TASK DETAILS:
Please list all lines of the material below in which the string "работы" occurs.

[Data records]
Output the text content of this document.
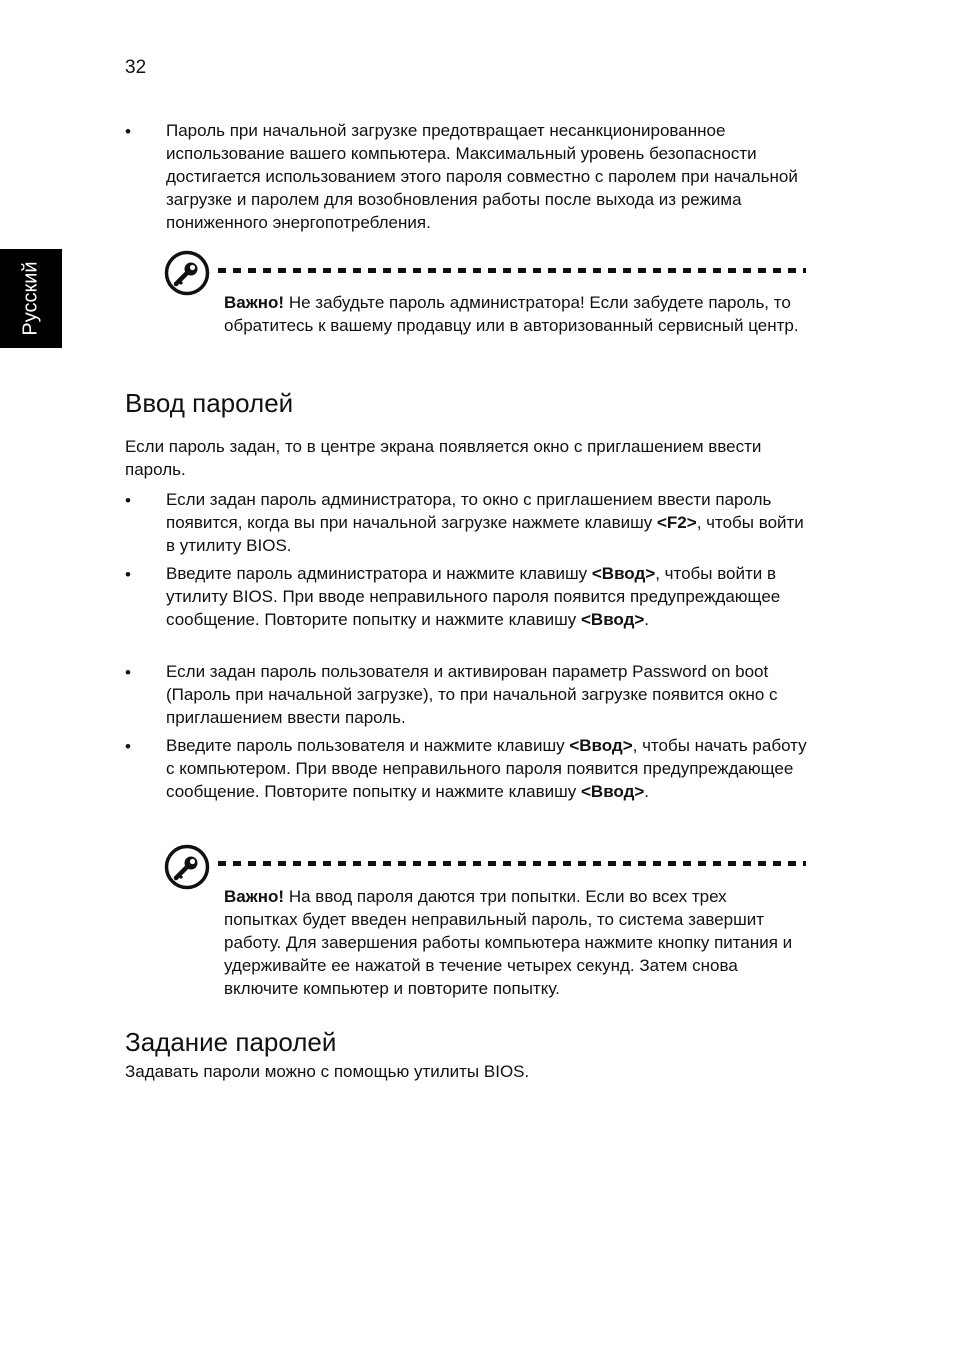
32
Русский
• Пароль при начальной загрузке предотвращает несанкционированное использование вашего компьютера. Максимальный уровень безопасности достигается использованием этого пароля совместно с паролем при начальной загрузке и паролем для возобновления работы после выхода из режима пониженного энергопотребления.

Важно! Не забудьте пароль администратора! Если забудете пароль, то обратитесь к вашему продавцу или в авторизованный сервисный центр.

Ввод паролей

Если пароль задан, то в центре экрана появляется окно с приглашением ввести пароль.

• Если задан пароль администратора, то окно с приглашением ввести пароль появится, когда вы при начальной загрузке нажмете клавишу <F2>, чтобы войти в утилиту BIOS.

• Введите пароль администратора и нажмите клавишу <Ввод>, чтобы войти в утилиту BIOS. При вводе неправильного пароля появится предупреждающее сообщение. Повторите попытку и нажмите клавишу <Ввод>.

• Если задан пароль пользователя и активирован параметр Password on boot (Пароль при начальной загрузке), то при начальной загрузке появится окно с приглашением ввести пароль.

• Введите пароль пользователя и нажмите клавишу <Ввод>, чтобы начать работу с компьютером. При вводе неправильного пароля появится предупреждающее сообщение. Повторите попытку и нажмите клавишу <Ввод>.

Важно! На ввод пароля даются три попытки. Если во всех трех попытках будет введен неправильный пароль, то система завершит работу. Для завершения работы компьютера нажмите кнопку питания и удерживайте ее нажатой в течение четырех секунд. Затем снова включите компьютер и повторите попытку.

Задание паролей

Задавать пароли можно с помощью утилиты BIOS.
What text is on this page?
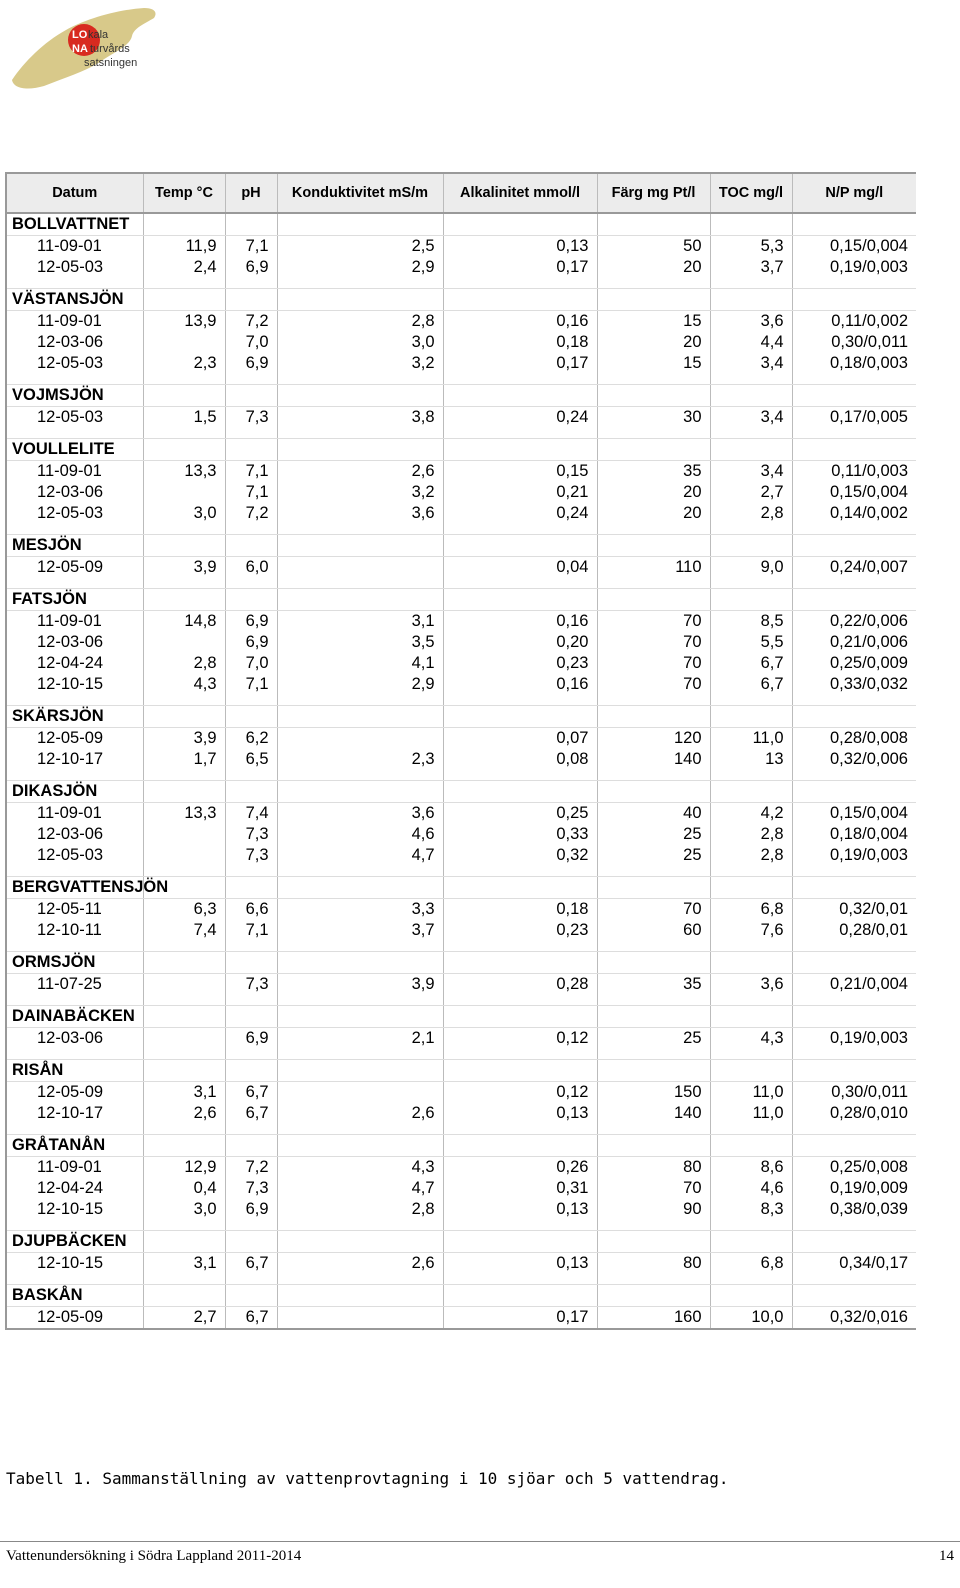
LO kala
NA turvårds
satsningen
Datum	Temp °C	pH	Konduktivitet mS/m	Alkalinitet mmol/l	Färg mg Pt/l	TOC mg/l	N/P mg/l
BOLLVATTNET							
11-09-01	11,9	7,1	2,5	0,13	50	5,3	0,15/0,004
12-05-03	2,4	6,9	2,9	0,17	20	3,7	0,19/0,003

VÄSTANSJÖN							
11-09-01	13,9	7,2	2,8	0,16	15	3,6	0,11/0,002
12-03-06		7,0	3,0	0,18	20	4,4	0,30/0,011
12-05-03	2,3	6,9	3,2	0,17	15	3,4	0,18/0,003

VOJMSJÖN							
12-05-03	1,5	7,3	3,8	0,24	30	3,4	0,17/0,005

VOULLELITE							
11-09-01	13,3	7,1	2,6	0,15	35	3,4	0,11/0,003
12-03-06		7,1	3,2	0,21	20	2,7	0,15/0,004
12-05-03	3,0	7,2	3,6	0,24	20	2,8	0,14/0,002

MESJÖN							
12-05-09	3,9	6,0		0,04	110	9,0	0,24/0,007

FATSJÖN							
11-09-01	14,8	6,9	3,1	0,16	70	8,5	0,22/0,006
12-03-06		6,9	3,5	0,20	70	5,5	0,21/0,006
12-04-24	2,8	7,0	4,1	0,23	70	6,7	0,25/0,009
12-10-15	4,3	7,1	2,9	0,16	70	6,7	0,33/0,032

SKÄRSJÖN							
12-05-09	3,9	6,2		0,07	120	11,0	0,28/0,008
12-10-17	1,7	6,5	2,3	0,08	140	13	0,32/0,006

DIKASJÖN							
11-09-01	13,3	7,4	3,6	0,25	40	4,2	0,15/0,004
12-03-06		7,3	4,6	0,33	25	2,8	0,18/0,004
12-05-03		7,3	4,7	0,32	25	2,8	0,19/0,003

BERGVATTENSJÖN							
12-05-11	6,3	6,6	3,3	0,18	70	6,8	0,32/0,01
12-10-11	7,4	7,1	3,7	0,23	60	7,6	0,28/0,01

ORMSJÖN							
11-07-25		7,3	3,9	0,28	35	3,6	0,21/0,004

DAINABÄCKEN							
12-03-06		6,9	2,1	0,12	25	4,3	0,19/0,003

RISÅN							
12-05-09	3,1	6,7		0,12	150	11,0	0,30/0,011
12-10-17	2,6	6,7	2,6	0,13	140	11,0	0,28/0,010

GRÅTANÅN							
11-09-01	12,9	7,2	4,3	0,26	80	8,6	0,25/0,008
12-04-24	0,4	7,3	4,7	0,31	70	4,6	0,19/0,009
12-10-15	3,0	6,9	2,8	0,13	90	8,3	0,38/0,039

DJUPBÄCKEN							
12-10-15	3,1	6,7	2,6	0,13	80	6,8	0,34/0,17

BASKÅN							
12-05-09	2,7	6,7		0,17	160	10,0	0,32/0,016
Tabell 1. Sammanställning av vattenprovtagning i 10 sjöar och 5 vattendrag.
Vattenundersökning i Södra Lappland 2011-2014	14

SOLVED EXERCISE:
• Пароль при начальной загрузке предотвращает несанкционированное использование вашего компьютера. Максимальный уровень безопасности достигается использованием этого пароля совместно с паролем при начальной загрузке и паролем для возобновления работы после выхода из режима пониженного энергопотребления.
Важно! На ввод пароля даются три попытки. Если во всех трех попытках будет введен неправильный пароль, то система завершит работу. Для завершения работы компьютера нажмите кнопку питания и удерживайте ее нажатой в течение четырех секунд. Затем снова включите компьютер и повторите попытку.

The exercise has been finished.